### DATA
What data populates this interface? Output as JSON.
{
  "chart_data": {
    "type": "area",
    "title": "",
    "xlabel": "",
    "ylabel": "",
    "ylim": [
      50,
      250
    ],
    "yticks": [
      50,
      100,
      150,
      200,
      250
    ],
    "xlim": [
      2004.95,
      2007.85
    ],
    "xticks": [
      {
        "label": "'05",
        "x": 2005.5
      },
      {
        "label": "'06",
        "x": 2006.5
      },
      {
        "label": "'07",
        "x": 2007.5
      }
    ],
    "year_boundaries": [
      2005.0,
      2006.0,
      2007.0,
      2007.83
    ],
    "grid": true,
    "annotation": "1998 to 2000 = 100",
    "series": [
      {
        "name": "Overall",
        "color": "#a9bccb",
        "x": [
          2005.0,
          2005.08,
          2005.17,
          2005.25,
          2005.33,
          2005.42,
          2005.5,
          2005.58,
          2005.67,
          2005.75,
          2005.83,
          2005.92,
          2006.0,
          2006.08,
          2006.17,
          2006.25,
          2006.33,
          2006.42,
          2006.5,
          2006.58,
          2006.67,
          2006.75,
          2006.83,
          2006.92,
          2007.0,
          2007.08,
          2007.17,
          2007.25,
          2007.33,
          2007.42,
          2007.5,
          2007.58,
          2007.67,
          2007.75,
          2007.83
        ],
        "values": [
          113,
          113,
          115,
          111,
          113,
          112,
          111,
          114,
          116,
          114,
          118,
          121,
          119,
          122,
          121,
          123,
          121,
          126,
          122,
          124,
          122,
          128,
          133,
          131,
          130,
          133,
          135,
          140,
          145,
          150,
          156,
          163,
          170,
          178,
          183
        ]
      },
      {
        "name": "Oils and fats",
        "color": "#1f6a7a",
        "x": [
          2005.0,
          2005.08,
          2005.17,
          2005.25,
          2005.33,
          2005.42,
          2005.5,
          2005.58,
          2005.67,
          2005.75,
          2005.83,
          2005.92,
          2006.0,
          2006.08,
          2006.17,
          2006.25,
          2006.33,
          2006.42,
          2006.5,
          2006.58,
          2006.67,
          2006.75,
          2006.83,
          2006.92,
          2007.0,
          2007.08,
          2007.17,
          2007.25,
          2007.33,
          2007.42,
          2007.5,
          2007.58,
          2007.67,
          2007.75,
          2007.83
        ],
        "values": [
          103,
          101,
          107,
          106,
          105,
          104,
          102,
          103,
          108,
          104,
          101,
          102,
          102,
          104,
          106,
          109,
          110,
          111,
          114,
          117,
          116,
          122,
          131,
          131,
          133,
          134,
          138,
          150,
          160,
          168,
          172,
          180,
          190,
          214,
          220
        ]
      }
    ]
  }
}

### THE TASK
Repeat the records above exactly as they appear.

### OUTPUT FOR THIS TASK
What data populates this interface? Output as JSON.
{
  "chart_data": {
    "type": "area",
    "title": "",
    "xlabel": "",
    "ylabel": "",
    "ylim": [
      50,
      250
    ],
    "yticks": [
      50,
      100,
      150,
      200,
      250
    ],
    "xlim": [
      2004.95,
      2007.85
    ],
    "xticks": [
      {
        "label": "'05",
        "x": 2005.5
      },
      {
        "label": "'06",
        "x": 2006.5
      },
      {
        "label": "'07",
        "x": 2007.5
      }
    ],
    "year_boundaries": [
      2005.0,
      2006.0,
      2007.0,
      2007.83
    ],
    "grid": true,
    "annotation": "1998 to 2000 = 100",
    "series": [
      {
        "name": "Overall",
        "color": "#a9bccb",
        "x": [
          2005.0,
          2005.08,
          2005.17,
          2005.25,
          2005.33,
          2005.42,
          2005.5,
          2005.58,
          2005.67,
          2005.75,
          2005.83,
          2005.92,
          2006.0,
          2006.08,
          2006.17,
          2006.25,
          2006.33,
          2006.42,
          2006.5,
          2006.58,
          2006.67,
          2006.75,
          2006.83,
          2006.92,
          2007.0,
          2007.08,
          2007.17,
          2007.25,
          2007.33,
          2007.42,
          2007.5,
          2007.58,
          2007.67,
          2007.75,
          2007.83
        ],
        "values": [
          113,
          113,
          115,
          111,
          113,
          112,
          111,
          114,
          116,
          114,
          118,
          121,
          119,
          122,
          121,
          123,
          121,
          126,
          122,
          124,
          122,
          128,
          133,
          131,
          130,
          133,
          135,
          140,
          145,
          150,
          156,
          163,
          170,
          178,
          183
        ]
      },
      {
        "name": "Oils and fats",
        "color": "#1f6a7a",
        "x": [
          2005.0,
          2005.08,
          2005.17,
          2005.25,
          2005.33,
          2005.42,
          2005.5,
          2005.58,
          2005.67,
          2005.75,
          2005.83,
          2005.92,
          2006.0,
          2006.08,
          2006.17,
          2006.25,
          2006.33,
          2006.42,
          2006.5,
          2006.58,
          2006.67,
          2006.75,
          2006.83,
          2006.92,
          2007.0,
          2007.08,
          2007.17,
          2007.25,
          2007.33,
          2007.42,
          2007.5,
          2007.58,
          2007.67,
          2007.75,
          2007.83
        ],
        "values": [
          103,
          101,
          107,
          106,
          105,
          104,
          102,
          103,
          108,
          104,
          101,
          102,
          102,
          104,
          106,
          109,
          110,
          111,
          114,
          117,
          116,
          122,
          131,
          131,
          133,
          134,
          138,
          150,
          160,
          168,
          172,
          180,
          190,
          214,
          220
        ]
      }
    ]
  }
}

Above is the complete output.